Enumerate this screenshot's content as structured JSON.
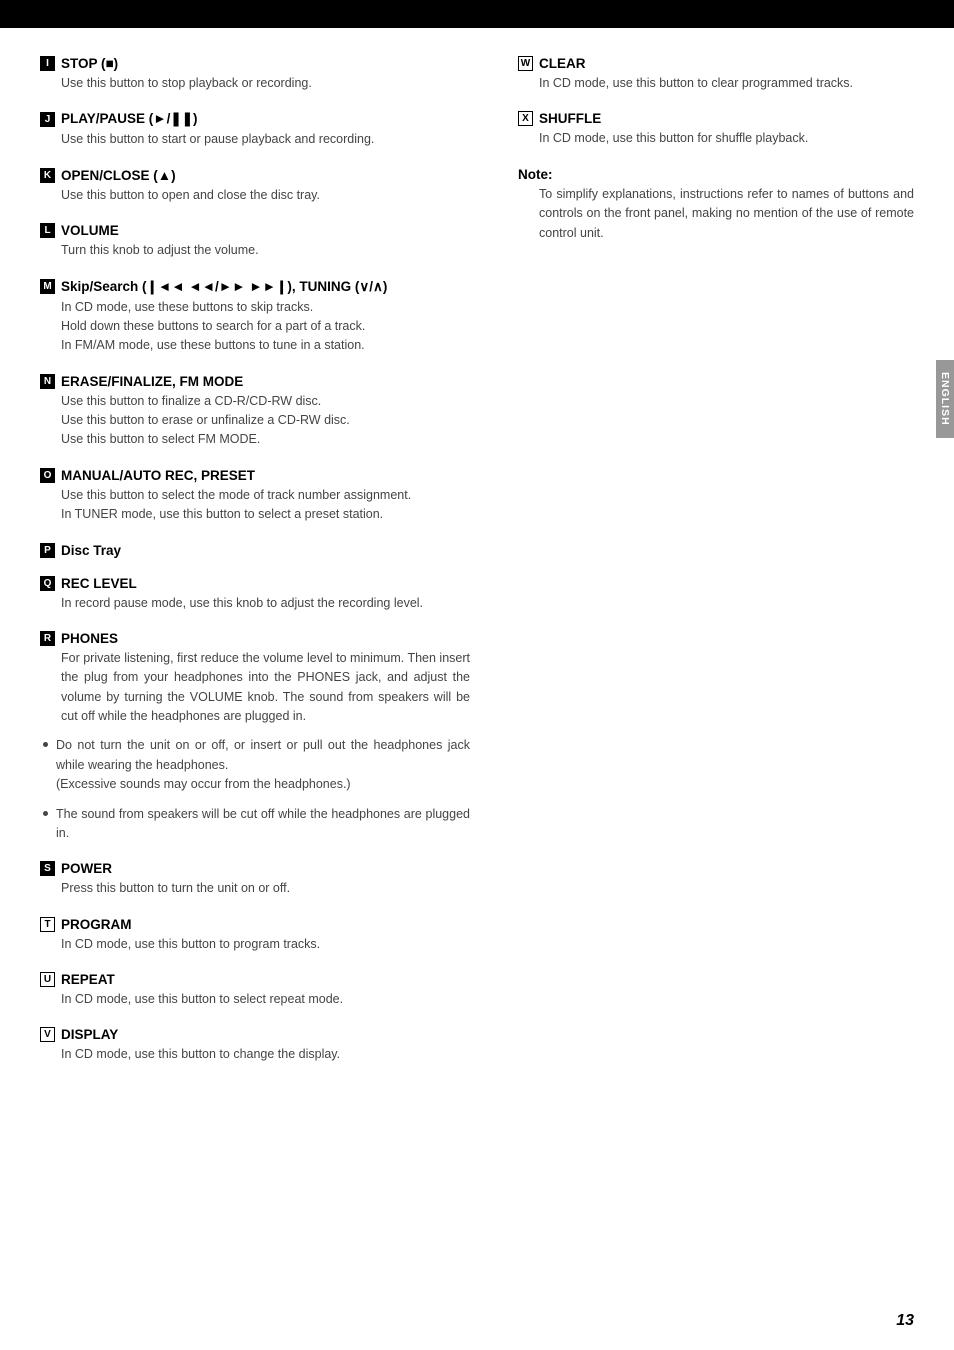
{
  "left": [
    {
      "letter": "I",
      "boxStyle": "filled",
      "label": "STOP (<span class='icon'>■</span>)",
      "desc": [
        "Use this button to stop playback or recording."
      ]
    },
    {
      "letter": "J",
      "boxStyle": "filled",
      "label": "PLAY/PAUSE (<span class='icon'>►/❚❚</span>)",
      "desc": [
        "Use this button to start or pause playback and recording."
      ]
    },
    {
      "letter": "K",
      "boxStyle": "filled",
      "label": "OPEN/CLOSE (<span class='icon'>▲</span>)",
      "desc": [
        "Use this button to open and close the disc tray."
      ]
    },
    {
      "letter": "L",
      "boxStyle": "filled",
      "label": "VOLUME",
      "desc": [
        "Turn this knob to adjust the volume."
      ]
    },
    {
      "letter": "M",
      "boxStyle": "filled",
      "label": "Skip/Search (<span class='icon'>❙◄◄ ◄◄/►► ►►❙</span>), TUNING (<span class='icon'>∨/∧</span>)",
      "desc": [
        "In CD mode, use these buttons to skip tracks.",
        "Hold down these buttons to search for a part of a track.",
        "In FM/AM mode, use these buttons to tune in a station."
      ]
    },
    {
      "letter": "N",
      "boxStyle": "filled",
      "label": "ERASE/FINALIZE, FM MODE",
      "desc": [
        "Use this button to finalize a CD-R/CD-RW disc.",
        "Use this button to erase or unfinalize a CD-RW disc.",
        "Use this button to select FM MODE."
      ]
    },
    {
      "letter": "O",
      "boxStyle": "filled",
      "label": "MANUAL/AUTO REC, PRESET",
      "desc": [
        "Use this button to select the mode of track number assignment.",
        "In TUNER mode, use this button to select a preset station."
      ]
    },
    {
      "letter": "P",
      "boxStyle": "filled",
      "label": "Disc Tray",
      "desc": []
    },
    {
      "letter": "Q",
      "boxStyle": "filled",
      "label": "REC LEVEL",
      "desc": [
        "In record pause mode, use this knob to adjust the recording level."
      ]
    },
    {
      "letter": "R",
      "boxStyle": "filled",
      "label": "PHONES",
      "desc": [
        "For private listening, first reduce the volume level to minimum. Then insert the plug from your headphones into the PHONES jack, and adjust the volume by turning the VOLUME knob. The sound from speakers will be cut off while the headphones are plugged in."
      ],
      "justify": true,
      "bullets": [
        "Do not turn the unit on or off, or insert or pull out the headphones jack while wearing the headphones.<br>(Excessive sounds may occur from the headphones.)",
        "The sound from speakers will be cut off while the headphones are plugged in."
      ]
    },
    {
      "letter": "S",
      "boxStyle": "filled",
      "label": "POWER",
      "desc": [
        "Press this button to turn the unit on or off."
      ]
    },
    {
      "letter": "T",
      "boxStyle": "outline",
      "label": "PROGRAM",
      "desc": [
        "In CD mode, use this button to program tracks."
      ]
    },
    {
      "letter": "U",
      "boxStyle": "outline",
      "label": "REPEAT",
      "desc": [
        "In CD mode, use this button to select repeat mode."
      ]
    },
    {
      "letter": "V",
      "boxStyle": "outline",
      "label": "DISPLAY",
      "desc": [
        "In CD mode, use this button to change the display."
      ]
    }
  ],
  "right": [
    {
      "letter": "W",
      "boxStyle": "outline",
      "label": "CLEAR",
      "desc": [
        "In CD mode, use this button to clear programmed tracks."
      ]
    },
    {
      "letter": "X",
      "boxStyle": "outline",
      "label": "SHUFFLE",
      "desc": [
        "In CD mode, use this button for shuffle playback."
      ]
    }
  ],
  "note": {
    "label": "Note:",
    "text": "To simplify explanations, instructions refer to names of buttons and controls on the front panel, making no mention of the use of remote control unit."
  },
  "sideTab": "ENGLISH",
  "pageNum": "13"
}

▶ [Given request] Leave the pictures out and reproduce each record exactly as written.

▶ [Exercise answer]
Enumerate this screenshot's content as structured JSON.
{
  "left": [
    {
      "letter": "I",
      "boxStyle": "filled",
      "label": "STOP (<span class='icon'>■</span>)",
      "desc": [
        "Use this button to stop playback or recording."
      ]
    },
    {
      "letter": "J",
      "boxStyle": "filled",
      "label": "PLAY/PAUSE (<span class='icon'>►/❚❚</span>)",
      "desc": [
        "Use this button to start or pause playback and recording."
      ]
    },
    {
      "letter": "K",
      "boxStyle": "filled",
      "label": "OPEN/CLOSE (<span class='icon'>▲</span>)",
      "desc": [
        "Use this button to open and close the disc tray."
      ]
    },
    {
      "letter": "L",
      "boxStyle": "filled",
      "label": "VOLUME",
      "desc": [
        "Turn this knob to adjust the volume."
      ]
    },
    {
      "letter": "M",
      "boxStyle": "filled",
      "label": "Skip/Search (<span class='icon'>❙◄◄ ◄◄/►► ►►❙</span>), TUNING (<span class='icon'>∨/∧</span>)",
      "desc": [
        "In CD mode, use these buttons to skip tracks.",
        "Hold down these buttons to search for a part of a track.",
        "In FM/AM mode, use these buttons to tune in a station."
      ]
    },
    {
      "letter": "N",
      "boxStyle": "filled",
      "label": "ERASE/FINALIZE, FM MODE",
      "desc": [
        "Use this button to finalize a CD-R/CD-RW disc.",
        "Use this button to erase or unfinalize a CD-RW disc.",
        "Use this button to select FM MODE."
      ]
    },
    {
      "letter": "O",
      "boxStyle": "filled",
      "label": "MANUAL/AUTO REC, PRESET",
      "desc": [
        "Use this button to select the mode of track number assignment.",
        "In TUNER mode, use this button to select a preset station."
      ]
    },
    {
      "letter": "P",
      "boxStyle": "filled",
      "label": "Disc Tray",
      "desc": []
    },
    {
      "letter": "Q",
      "boxStyle": "filled",
      "label": "REC LEVEL",
      "desc": [
        "In record pause mode, use this knob to adjust the recording level."
      ]
    },
    {
      "letter": "R",
      "boxStyle": "filled",
      "label": "PHONES",
      "desc": [
        "For private listening, first reduce the volume level to minimum. Then insert the plug from your headphones into the PHONES jack, and adjust the volume by turning the VOLUME knob. The sound from speakers will be cut off while the headphones are plugged in."
      ],
      "justify": true,
      "bullets": [
        "Do not turn the unit on or off, or insert or pull out the headphones jack while wearing the headphones.<br>(Excessive sounds may occur from the headphones.)",
        "The sound from speakers will be cut off while the headphones are plugged in."
      ]
    },
    {
      "letter": "S",
      "boxStyle": "filled",
      "label": "POWER",
      "desc": [
        "Press this button to turn the unit on or off."
      ]
    },
    {
      "letter": "T",
      "boxStyle": "outline",
      "label": "PROGRAM",
      "desc": [
        "In CD mode, use this button to program tracks."
      ]
    },
    {
      "letter": "U",
      "boxStyle": "outline",
      "label": "REPEAT",
      "desc": [
        "In CD mode, use this button to select repeat mode."
      ]
    },
    {
      "letter": "V",
      "boxStyle": "outline",
      "label": "DISPLAY",
      "desc": [
        "In CD mode, use this button to change the display."
      ]
    }
  ],
  "right": [
    {
      "letter": "W",
      "boxStyle": "outline",
      "label": "CLEAR",
      "desc": [
        "In CD mode, use this button to clear programmed tracks."
      ]
    },
    {
      "letter": "X",
      "boxStyle": "outline",
      "label": "SHUFFLE",
      "desc": [
        "In CD mode, use this button for shuffle playback."
      ]
    }
  ],
  "note": {
    "label": "Note:",
    "text": "To simplify explanations, instructions refer to names of buttons and controls on the front panel, making no mention of the use of remote control unit."
  },
  "sideTab": "ENGLISH",
  "pageNum": "13"
}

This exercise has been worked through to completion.